== Short exercise ==
Copy each line of the entries that contains the word "Total".
::: Input :::
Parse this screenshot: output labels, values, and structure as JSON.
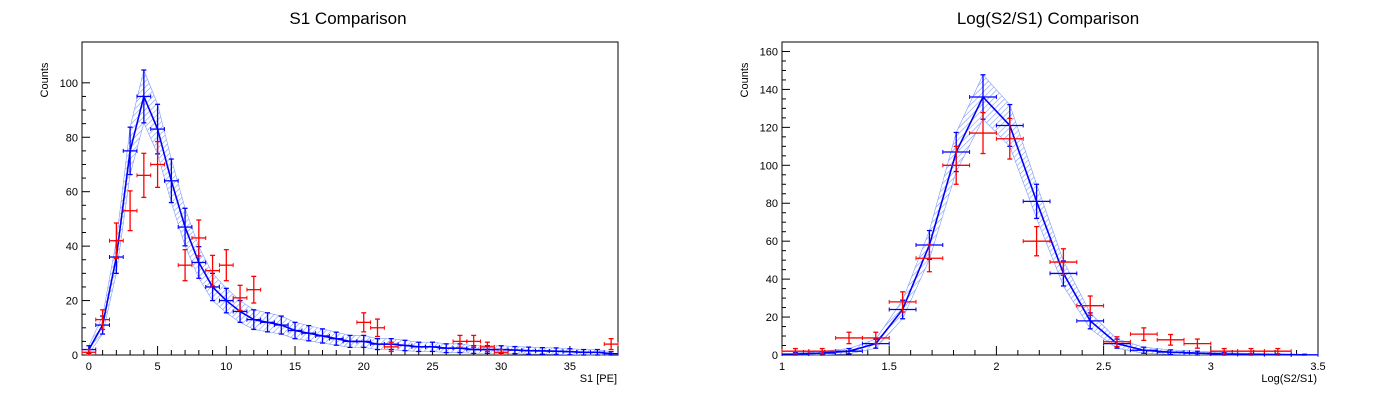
{
  "colors": {
    "data": "#ff0000",
    "model": "#0000ff",
    "band": "#6f8fff"
  },
  "chart_data": [
    {
      "type": "line",
      "title": "S1 Comparison",
      "xlabel": "S1 [PE]",
      "ylabel": "Counts",
      "xlim": [
        -0.5,
        38.5
      ],
      "ylim": [
        0,
        115
      ],
      "xticks": [
        0,
        5,
        10,
        15,
        20,
        25,
        30,
        35
      ],
      "yticks": [
        0,
        20,
        40,
        60,
        80,
        100
      ],
      "bin_width": 1,
      "series": [
        {
          "style": "band-line",
          "x": [
            0,
            1,
            2,
            3,
            4,
            5,
            6,
            7,
            8,
            9,
            10,
            11,
            12,
            13,
            14,
            15,
            16,
            17,
            18,
            19,
            20,
            21,
            22,
            23,
            24,
            25,
            26,
            27,
            28,
            29,
            30,
            31,
            32,
            33,
            34,
            35,
            36,
            37,
            38
          ],
          "y": [
            2,
            11,
            36,
            75,
            95,
            83,
            64,
            47,
            34,
            25,
            20,
            16,
            13,
            12,
            11,
            9,
            8,
            7,
            6,
            5,
            5,
            4,
            4,
            3.5,
            3,
            3,
            2.5,
            2.5,
            2,
            2,
            2,
            1.8,
            1.6,
            1.5,
            1.4,
            1.2,
            1,
            1,
            0.5
          ],
          "err": [
            1.4,
            3.3,
            6,
            8.7,
            9.7,
            9.1,
            8,
            6.9,
            5.8,
            5,
            4.5,
            4,
            3.6,
            3.5,
            3.3,
            3,
            2.8,
            2.6,
            2.4,
            2.2,
            2.2,
            2,
            2,
            1.9,
            1.7,
            1.7,
            1.6,
            1.6,
            1.4,
            1.4,
            1.4,
            1.3,
            1.3,
            1.2,
            1.2,
            1.1,
            1,
            1,
            0.7
          ]
        },
        {
          "style": "errorbar",
          "x": [
            0,
            1,
            2,
            3,
            4,
            5,
            7,
            8,
            9,
            10,
            11,
            12,
            20,
            21,
            22,
            27,
            28,
            29,
            30,
            38
          ],
          "y": [
            1,
            13,
            42,
            53,
            66,
            70,
            33,
            43,
            31,
            33,
            21,
            24,
            12,
            10,
            3,
            5,
            5,
            3,
            1,
            4
          ],
          "err": [
            1,
            3.6,
            6.5,
            7.3,
            8.1,
            8.4,
            5.7,
            6.6,
            5.6,
            5.7,
            4.6,
            4.9,
            3.5,
            3.2,
            1.7,
            2.2,
            2.2,
            1.7,
            1,
            2
          ]
        }
      ]
    },
    {
      "type": "line",
      "title": "Log(S2/S1) Comparison",
      "xlabel": "Log(S2/S1)",
      "ylabel": "Counts",
      "xlim": [
        1,
        3.5
      ],
      "ylim": [
        0,
        165
      ],
      "xticks": [
        1,
        1.5,
        2,
        2.5,
        3,
        3.5
      ],
      "yticks": [
        0,
        20,
        40,
        60,
        80,
        100,
        120,
        140,
        160
      ],
      "bin_width": 0.125,
      "series": [
        {
          "style": "band-line",
          "x": [
            1.0625,
            1.1875,
            1.3125,
            1.4375,
            1.5625,
            1.6875,
            1.8125,
            1.9375,
            2.0625,
            2.1875,
            2.3125,
            2.4375,
            2.5625,
            2.6875,
            2.8125,
            2.9375,
            3.0625,
            3.1875,
            3.3125,
            3.4375
          ],
          "y": [
            0.5,
            1,
            2,
            6,
            24,
            58,
            107,
            136,
            121,
            81,
            43,
            18,
            6,
            2.5,
            1.5,
            1,
            0.5,
            0.3,
            0.2,
            0.1
          ],
          "err": [
            0.7,
            1,
            1.4,
            2.4,
            4.9,
            7.6,
            10.3,
            11.7,
            11,
            9,
            6.6,
            4.2,
            2.4,
            1.6,
            1.2,
            1,
            0.7,
            0.5,
            0.4,
            0.3
          ]
        },
        {
          "style": "errorbar",
          "x": [
            1.0625,
            1.1875,
            1.3125,
            1.4375,
            1.5625,
            1.6875,
            1.8125,
            1.9375,
            2.0625,
            2.1875,
            2.3125,
            2.4375,
            2.5625,
            2.6875,
            2.8125,
            2.9375,
            3.0625,
            3.1875,
            3.3125
          ],
          "y": [
            2,
            2,
            9,
            9,
            28,
            51,
            100,
            117,
            114,
            60,
            49,
            26,
            7,
            11,
            8,
            6,
            2,
            2,
            2
          ],
          "err": [
            1.4,
            1.4,
            3,
            3,
            5.3,
            7.1,
            10,
            10.8,
            10.7,
            7.7,
            7,
            5.1,
            2.6,
            3.3,
            2.8,
            2.4,
            1.4,
            1.4,
            1.4
          ]
        }
      ]
    }
  ]
}
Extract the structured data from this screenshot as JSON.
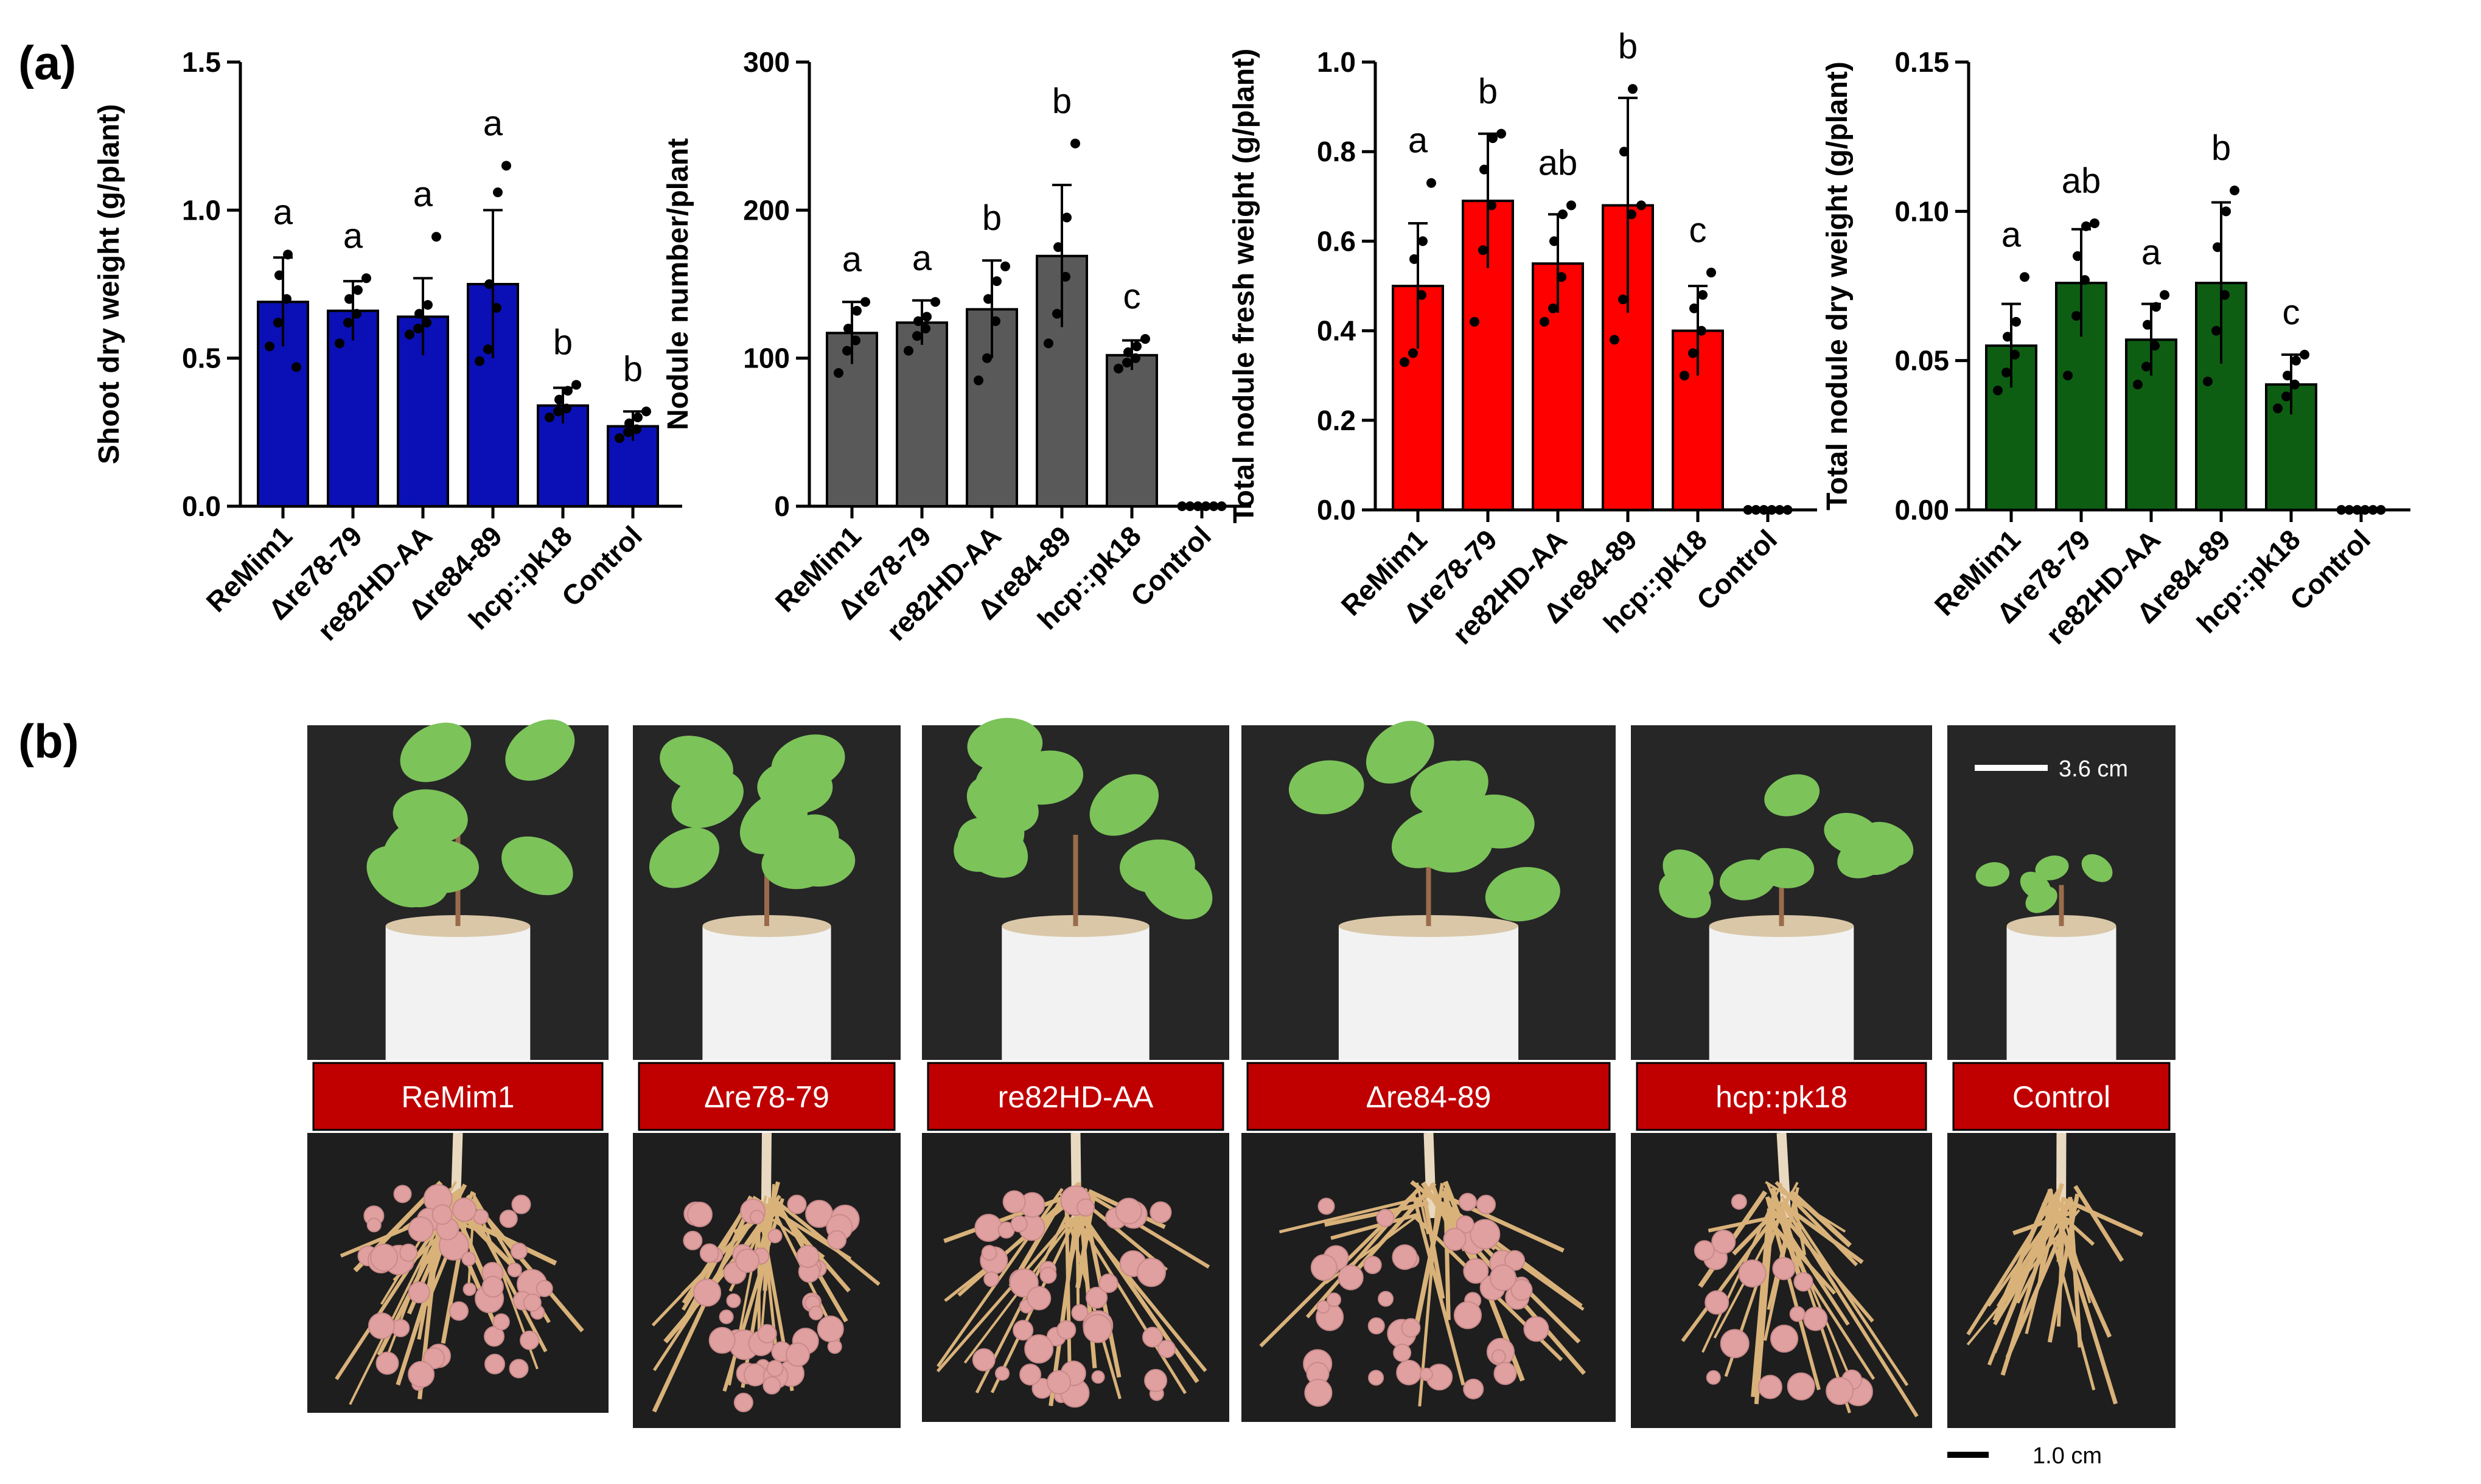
{
  "panels": {
    "a": "(a)",
    "b": "(b)"
  },
  "chart_data": [
    {
      "type": "bar",
      "color": "#0a10b5",
      "categories": [
        "ReMim1",
        "Δre78-79",
        "re82HD-AA",
        "Δre84-89",
        "hcp::pk18",
        "Control"
      ],
      "values": [
        0.69,
        0.66,
        0.64,
        0.75,
        0.34,
        0.27
      ],
      "errors": [
        0.15,
        0.1,
        0.13,
        0.25,
        0.06,
        0.05
      ],
      "points": [
        [
          0.54,
          0.62,
          0.7,
          0.78,
          0.85,
          0.47
        ],
        [
          0.55,
          0.62,
          0.65,
          0.7,
          0.73,
          0.77
        ],
        [
          0.58,
          0.6,
          0.62,
          0.65,
          0.68,
          0.91
        ],
        [
          0.49,
          0.53,
          0.67,
          0.75,
          1.06,
          1.15
        ],
        [
          0.3,
          0.32,
          0.33,
          0.36,
          0.39,
          0.41
        ],
        [
          0.23,
          0.25,
          0.26,
          0.28,
          0.3,
          0.32
        ]
      ],
      "letters": [
        "a",
        "a",
        "a",
        "a",
        "b",
        "b"
      ],
      "ylabel": "Shoot dry weight (g/plant)",
      "ylim": [
        0,
        1.5
      ],
      "yticks": [
        "0.0",
        "0.5",
        "1.0",
        "1.5"
      ],
      "yticks_values": [
        0,
        0.5,
        1.0,
        1.5
      ]
    },
    {
      "type": "bar",
      "color": "#595959",
      "categories": [
        "ReMim1",
        "Δre78-79",
        "re82HD-AA",
        "Δre84-89",
        "hcp::pk18",
        "Control"
      ],
      "values": [
        117,
        124,
        133,
        169,
        102,
        0
      ],
      "errors": [
        21,
        15,
        33,
        48,
        10,
        0
      ],
      "points": [
        [
          90,
          105,
          112,
          120,
          132,
          138
        ],
        [
          105,
          115,
          120,
          125,
          128,
          138
        ],
        [
          85,
          100,
          125,
          140,
          152,
          162
        ],
        [
          110,
          130,
          155,
          175,
          195,
          245
        ],
        [
          93,
          97,
          100,
          104,
          108,
          113
        ],
        [
          0,
          0,
          0,
          0,
          0,
          0
        ]
      ],
      "letters": [
        "a",
        "a",
        "b",
        "b",
        "c",
        ""
      ],
      "ylabel": "Nodule number/plant",
      "ylim": [
        0,
        300
      ],
      "yticks": [
        "0",
        "100",
        "200",
        "300"
      ],
      "yticks_values": [
        0,
        100,
        200,
        300
      ]
    },
    {
      "type": "bar",
      "color": "#ff0000",
      "categories": [
        "ReMim1",
        "Δre78-79",
        "re82HD-AA",
        "Δre84-89",
        "hcp::pk18",
        "Control"
      ],
      "values": [
        0.5,
        0.69,
        0.55,
        0.68,
        0.4,
        0.0
      ],
      "errors": [
        0.14,
        0.15,
        0.11,
        0.24,
        0.1,
        0.0
      ],
      "points": [
        [
          0.33,
          0.35,
          0.48,
          0.56,
          0.6,
          0.73
        ],
        [
          0.42,
          0.58,
          0.68,
          0.76,
          0.83,
          0.84
        ],
        [
          0.42,
          0.45,
          0.52,
          0.6,
          0.66,
          0.68
        ],
        [
          0.38,
          0.47,
          0.66,
          0.8,
          0.94,
          0.68
        ],
        [
          0.3,
          0.35,
          0.4,
          0.45,
          0.48,
          0.53
        ],
        [
          0,
          0,
          0,
          0,
          0,
          0
        ]
      ],
      "letters": [
        "a",
        "b",
        "ab",
        "b",
        "c",
        ""
      ],
      "ylabel": "Total nodule fresh weight (g/plant)",
      "ylim": [
        0,
        1.0
      ],
      "yticks": [
        "0.0",
        "0.2",
        "0.4",
        "0.6",
        "0.8",
        "1.0"
      ],
      "yticks_values": [
        0,
        0.2,
        0.4,
        0.6,
        0.8,
        1.0
      ]
    },
    {
      "type": "bar",
      "color": "#0d5e12",
      "categories": [
        "ReMim1",
        "Δre78-79",
        "re82HD-AA",
        "Δre84-89",
        "hcp::pk18",
        "Control"
      ],
      "values": [
        0.055,
        0.076,
        0.057,
        0.076,
        0.042,
        0.0
      ],
      "errors": [
        0.014,
        0.018,
        0.012,
        0.027,
        0.01,
        0.0
      ],
      "points": [
        [
          0.04,
          0.046,
          0.052,
          0.058,
          0.063,
          0.078
        ],
        [
          0.045,
          0.065,
          0.077,
          0.085,
          0.095,
          0.096
        ],
        [
          0.042,
          0.048,
          0.055,
          0.062,
          0.068,
          0.072
        ],
        [
          0.043,
          0.06,
          0.072,
          0.088,
          0.1,
          0.107
        ],
        [
          0.034,
          0.038,
          0.042,
          0.045,
          0.05,
          0.052
        ],
        [
          0,
          0,
          0,
          0,
          0,
          0
        ]
      ],
      "letters": [
        "a",
        "ab",
        "a",
        "b",
        "c",
        ""
      ],
      "ylabel": "Total nodule dry weight (g/plant)",
      "ylim": [
        0,
        0.15
      ],
      "yticks": [
        "0.00",
        "0.05",
        "0.10",
        "0.15"
      ],
      "yticks_values": [
        0,
        0.05,
        0.1,
        0.15
      ]
    }
  ],
  "photo_labels": [
    "ReMim1",
    "Δre78-79",
    "re82HD-AA",
    "Δre84-89",
    "hcp::pk18",
    "Control"
  ],
  "scale_bars": {
    "top": "3.6 cm",
    "bottom": "1.0 cm"
  },
  "colors": {
    "label_red": "#c00000",
    "photo_bg": "#262626",
    "root": "#d9b27a",
    "nodule": "#e0a0a0",
    "leaf": "#7cc35a"
  }
}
:::
== Exercise result ==
      "ylabel": "Total nodule fresh weight (g/plant)",
      "ylabel": "Total nodule dry weight (g/plant)",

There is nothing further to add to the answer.